*Problem to solve*:
The records that follow should be retyped word for word.
----- Material for the task -----
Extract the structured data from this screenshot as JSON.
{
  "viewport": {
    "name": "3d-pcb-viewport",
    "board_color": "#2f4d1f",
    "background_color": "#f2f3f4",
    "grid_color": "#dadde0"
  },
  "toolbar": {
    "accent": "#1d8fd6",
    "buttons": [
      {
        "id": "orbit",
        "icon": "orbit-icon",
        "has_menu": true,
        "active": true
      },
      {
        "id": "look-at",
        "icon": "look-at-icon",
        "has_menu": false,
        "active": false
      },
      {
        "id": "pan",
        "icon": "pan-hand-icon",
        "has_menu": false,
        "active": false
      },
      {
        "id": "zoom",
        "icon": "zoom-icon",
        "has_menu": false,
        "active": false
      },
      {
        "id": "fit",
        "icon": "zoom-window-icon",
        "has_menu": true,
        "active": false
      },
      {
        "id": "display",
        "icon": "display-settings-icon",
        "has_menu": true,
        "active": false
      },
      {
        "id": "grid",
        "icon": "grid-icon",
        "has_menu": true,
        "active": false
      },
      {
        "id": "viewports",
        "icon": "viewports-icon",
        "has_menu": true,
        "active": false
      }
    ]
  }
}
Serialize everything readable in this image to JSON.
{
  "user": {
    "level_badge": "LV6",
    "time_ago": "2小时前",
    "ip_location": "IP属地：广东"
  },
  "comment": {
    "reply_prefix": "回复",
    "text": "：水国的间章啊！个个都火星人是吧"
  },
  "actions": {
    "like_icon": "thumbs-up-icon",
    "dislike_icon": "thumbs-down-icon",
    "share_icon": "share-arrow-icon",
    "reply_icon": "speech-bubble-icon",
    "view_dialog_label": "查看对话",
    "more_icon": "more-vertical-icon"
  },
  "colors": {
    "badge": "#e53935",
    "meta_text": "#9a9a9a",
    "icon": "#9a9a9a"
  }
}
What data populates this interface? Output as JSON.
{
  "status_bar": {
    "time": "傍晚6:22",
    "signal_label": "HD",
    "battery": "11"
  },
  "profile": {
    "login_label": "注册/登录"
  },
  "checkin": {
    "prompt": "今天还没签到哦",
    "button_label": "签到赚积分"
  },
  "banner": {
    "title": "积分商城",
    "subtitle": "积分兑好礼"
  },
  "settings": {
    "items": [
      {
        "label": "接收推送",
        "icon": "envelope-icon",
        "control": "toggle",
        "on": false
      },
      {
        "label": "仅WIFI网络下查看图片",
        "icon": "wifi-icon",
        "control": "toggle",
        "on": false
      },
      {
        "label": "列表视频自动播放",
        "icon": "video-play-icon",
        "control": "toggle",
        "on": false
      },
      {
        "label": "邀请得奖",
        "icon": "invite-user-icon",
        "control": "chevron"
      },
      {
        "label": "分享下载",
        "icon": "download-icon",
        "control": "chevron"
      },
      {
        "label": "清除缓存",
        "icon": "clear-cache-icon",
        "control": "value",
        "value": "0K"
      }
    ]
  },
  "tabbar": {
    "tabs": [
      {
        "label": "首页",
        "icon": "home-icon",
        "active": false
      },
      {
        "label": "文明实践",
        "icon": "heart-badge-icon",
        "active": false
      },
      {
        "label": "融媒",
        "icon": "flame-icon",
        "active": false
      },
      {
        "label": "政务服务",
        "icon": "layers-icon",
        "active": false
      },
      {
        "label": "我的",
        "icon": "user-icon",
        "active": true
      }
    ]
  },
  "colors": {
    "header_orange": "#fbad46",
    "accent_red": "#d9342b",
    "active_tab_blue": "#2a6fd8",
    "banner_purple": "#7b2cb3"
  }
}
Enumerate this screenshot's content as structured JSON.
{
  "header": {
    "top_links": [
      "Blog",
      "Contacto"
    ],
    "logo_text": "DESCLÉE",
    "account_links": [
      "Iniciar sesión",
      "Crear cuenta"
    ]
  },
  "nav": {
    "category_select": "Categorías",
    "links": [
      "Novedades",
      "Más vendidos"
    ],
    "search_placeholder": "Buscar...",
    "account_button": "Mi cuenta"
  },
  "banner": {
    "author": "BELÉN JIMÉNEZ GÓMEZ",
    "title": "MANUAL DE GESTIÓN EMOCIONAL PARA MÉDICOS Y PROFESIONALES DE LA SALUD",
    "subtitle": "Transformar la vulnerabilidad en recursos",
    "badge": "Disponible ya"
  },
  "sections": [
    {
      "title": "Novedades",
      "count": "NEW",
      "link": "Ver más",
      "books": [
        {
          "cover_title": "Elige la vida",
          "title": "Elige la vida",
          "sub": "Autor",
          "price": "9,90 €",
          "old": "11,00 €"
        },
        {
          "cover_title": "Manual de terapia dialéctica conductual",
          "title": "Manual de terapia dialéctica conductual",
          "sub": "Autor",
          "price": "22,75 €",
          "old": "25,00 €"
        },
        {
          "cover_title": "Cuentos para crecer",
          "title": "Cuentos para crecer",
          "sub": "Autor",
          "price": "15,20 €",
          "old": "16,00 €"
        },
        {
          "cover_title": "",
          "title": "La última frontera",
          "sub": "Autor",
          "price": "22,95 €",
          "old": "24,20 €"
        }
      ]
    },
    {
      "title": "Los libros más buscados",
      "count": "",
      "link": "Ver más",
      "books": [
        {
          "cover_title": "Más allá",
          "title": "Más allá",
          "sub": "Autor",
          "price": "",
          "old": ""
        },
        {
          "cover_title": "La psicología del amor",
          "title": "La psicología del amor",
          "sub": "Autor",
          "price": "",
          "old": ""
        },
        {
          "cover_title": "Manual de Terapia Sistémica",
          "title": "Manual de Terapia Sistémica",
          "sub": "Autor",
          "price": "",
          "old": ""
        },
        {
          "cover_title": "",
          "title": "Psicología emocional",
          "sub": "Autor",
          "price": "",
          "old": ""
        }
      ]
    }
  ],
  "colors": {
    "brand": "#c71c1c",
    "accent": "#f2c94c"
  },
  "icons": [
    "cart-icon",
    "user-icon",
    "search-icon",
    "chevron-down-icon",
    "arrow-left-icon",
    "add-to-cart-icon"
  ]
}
-----
*Solution*:
Extract the structured data from this screenshot as JSON.
{
  "viewport": {
    "name": "3d-pcb-viewport",
    "board_color": "#2f4d1f",
    "background_color": "#f2f3f4",
    "grid_color": "#dadde0"
  },
  "toolbar": {
    "accent": "#1d8fd6",
    "buttons": [
      {
        "id": "orbit",
        "icon": "orbit-icon",
        "has_menu": true,
        "active": true
      },
      {
        "id": "look-at",
        "icon": "look-at-icon",
        "has_menu": false,
        "active": false
      },
      {
        "id": "pan",
        "icon": "pan-hand-icon",
        "has_menu": false,
        "active": false
      },
      {
        "id": "zoom",
        "icon": "zoom-icon",
        "has_menu": false,
        "active": false
      },
      {
        "id": "fit",
        "icon": "zoom-window-icon",
        "has_menu": true,
        "active": false
      },
      {
        "id": "display",
        "icon": "display-settings-icon",
        "has_menu": true,
        "active": false
      },
      {
        "id": "grid",
        "icon": "grid-icon",
        "has_menu": true,
        "active": false
      },
      {
        "id": "viewports",
        "icon": "viewports-icon",
        "has_menu": true,
        "active": false
      }
    ]
  }
}
Serialize everything readable in this image to JSON.
{
  "user": {
    "level_badge": "LV6",
    "time_ago": "2小时前",
    "ip_location": "IP属地：广东"
  },
  "comment": {
    "reply_prefix": "回复",
    "text": "：水国的间章啊！个个都火星人是吧"
  },
  "actions": {
    "like_icon": "thumbs-up-icon",
    "dislike_icon": "thumbs-down-icon",
    "share_icon": "share-arrow-icon",
    "reply_icon": "speech-bubble-icon",
    "view_dialog_label": "查看对话",
    "more_icon": "more-vertical-icon"
  },
  "colors": {
    "badge": "#e53935",
    "meta_text": "#9a9a9a",
    "icon": "#9a9a9a"
  }
}
What data populates this interface? Output as JSON.
{
  "status_bar": {
    "time": "傍晚6:22",
    "signal_label": "HD",
    "battery": "11"
  },
  "profile": {
    "login_label": "注册/登录"
  },
  "checkin": {
    "prompt": "今天还没签到哦",
    "button_label": "签到赚积分"
  },
  "banner": {
    "title": "积分商城",
    "subtitle": "积分兑好礼"
  },
  "settings": {
    "items": [
      {
        "label": "接收推送",
        "icon": "envelope-icon",
        "control": "toggle",
        "on": false
      },
      {
        "label": "仅WIFI网络下查看图片",
        "icon": "wifi-icon",
        "control": "toggle",
        "on": false
      },
      {
        "label": "列表视频自动播放",
        "icon": "video-play-icon",
        "control": "toggle",
        "on": false
      },
      {
        "label": "邀请得奖",
        "icon": "invite-user-icon",
        "control": "chevron"
      },
      {
        "label": "分享下载",
        "icon": "download-icon",
        "control": "chevron"
      },
      {
        "label": "清除缓存",
        "icon": "clear-cache-icon",
        "control": "value",
        "value": "0K"
      }
    ]
  },
  "tabbar": {
    "tabs": [
      {
        "label": "首页",
        "icon": "home-icon",
        "active": false
      },
      {
        "label": "文明实践",
        "icon": "heart-badge-icon",
        "active": false
      },
      {
        "label": "融媒",
        "icon": "flame-icon",
        "active": false
      },
      {
        "label": "政务服务",
        "icon": "layers-icon",
        "active": false
      },
      {
        "label": "我的",
        "icon": "user-icon",
        "active": true
      }
    ]
  },
  "colors": {
    "header_orange": "#fbad46",
    "accent_red": "#d9342b",
    "active_tab_blue": "#2a6fd8",
    "banner_purple": "#7b2cb3"
  }
}
Enumerate this screenshot's content as structured JSON.
{
  "header": {
    "top_links": [
      "Blog",
      "Contacto"
    ],
    "logo_text": "DESCLÉE",
    "account_links": [
      "Iniciar sesión",
      "Crear cuenta"
    ]
  },
  "nav": {
    "category_select": "Categorías",
    "links": [
      "Novedades",
      "Más vendidos"
    ],
    "search_placeholder": "Buscar...",
    "account_button": "Mi cuenta"
  },
  "banner": {
    "author": "BELÉN JIMÉNEZ GÓMEZ",
    "title": "MANUAL DE GESTIÓN EMOCIONAL PARA MÉDICOS Y PROFESIONALES DE LA SALUD",
    "subtitle": "Transformar la vulnerabilidad en recursos",
    "badge": "Disponible ya"
  },
  "sections": [
    {
      "title": "Novedades",
      "count": "NEW",
      "link": "Ver más",
      "books": [
        {
          "cover_title": "Elige la vida",
          "title": "Elige la vida",
          "sub": "Autor",
          "price": "9,90 €",
          "old": "11,00 €"
        },
        {
          "cover_title": "Manual de terapia dialéctica conductual",
          "title": "Manual de terapia dialéctica conductual",
          "sub": "Autor",
          "price": "22,75 €",
          "old": "25,00 €"
        },
        {
          "cover_title": "Cuentos para crecer",
          "title": "Cuentos para crecer",
          "sub": "Autor",
          "price": "15,20 €",
          "old": "16,00 €"
        },
        {
          "cover_title": "",
          "title": "La última frontera",
          "sub": "Autor",
          "price": "22,95 €",
          "old": "24,20 €"
        }
      ]
    },
    {
      "title": "Los libros más buscados",
      "count": "",
      "link": "Ver más",
      "books": [
        {
          "cover_title": "Más allá",
          "title": "Más allá",
          "sub": "Autor",
          "price": "",
          "old": ""
        },
        {
          "cover_title": "La psicología del amor",
          "title": "La psicología del amor",
          "sub": "Autor",
          "price": "",
          "old": ""
        },
        {
          "cover_title": "Manual de Terapia Sistémica",
          "title": "Manual de Terapia Sistémica",
          "sub": "Autor",
          "price": "",
          "old": ""
        },
        {
          "cover_title": "",
          "title": "Psicología emocional",
          "sub": "Autor",
          "price": "",
          "old": ""
        }
      ]
    }
  ],
  "colors": {
    "brand": "#c71c1c",
    "accent": "#f2c94c"
  },
  "icons": [
    "cart-icon",
    "user-icon",
    "search-icon",
    "chevron-down-icon",
    "arrow-left-icon",
    "add-to-cart-icon"
  ]
}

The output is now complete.